Problem details >> Write out, precisely and in full, each line of the material.

Stored dataset items >>

^^^^^^^^

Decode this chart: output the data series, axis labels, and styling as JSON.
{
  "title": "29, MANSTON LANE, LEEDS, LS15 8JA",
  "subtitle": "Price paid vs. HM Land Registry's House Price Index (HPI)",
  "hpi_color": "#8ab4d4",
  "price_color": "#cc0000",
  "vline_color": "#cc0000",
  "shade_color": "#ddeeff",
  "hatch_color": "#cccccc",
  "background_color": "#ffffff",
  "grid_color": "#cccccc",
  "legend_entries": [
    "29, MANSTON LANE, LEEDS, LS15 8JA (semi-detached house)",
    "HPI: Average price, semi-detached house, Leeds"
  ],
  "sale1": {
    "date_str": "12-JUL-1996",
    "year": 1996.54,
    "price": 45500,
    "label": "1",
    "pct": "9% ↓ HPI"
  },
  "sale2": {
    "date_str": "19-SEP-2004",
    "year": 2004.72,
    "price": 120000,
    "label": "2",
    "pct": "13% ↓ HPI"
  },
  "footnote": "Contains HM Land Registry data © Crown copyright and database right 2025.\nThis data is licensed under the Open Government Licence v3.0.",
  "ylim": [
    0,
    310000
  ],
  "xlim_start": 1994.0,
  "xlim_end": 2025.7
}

^^^^^^^^

Task response >>
Decode this chart: output the data series, axis labels, and styling as JSON.
{
  "title": "29, MANSTON LANE, LEEDS, LS15 8JA",
  "subtitle": "Price paid vs. HM Land Registry's House Price Index (HPI)",
  "hpi_color": "#8ab4d4",
  "price_color": "#cc0000",
  "vline_color": "#cc0000",
  "shade_color": "#ddeeff",
  "hatch_color": "#cccccc",
  "background_color": "#ffffff",
  "grid_color": "#cccccc",
  "legend_entries": [
    "29, MANSTON LANE, LEEDS, LS15 8JA (semi-detached house)",
    "HPI: Average price, semi-detached house, Leeds"
  ],
  "sale1": {
    "date_str": "12-JUL-1996",
    "year": 1996.54,
    "price": 45500,
    "label": "1",
    "pct": "9% ↓ HPI"
  },
  "sale2": {
    "date_str": "19-SEP-2004",
    "year": 2004.72,
    "price": 120000,
    "label": "2",
    "pct": "13% ↓ HPI"
  },
  "footnote": "Contains HM Land Registry data © Crown copyright and database right 2025.\nThis data is licensed under the Open Government Licence v3.0.",
  "ylim": [
    0,
    310000
  ],
  "xlim_start": 1994.0,
  "xlim_end": 2025.7
}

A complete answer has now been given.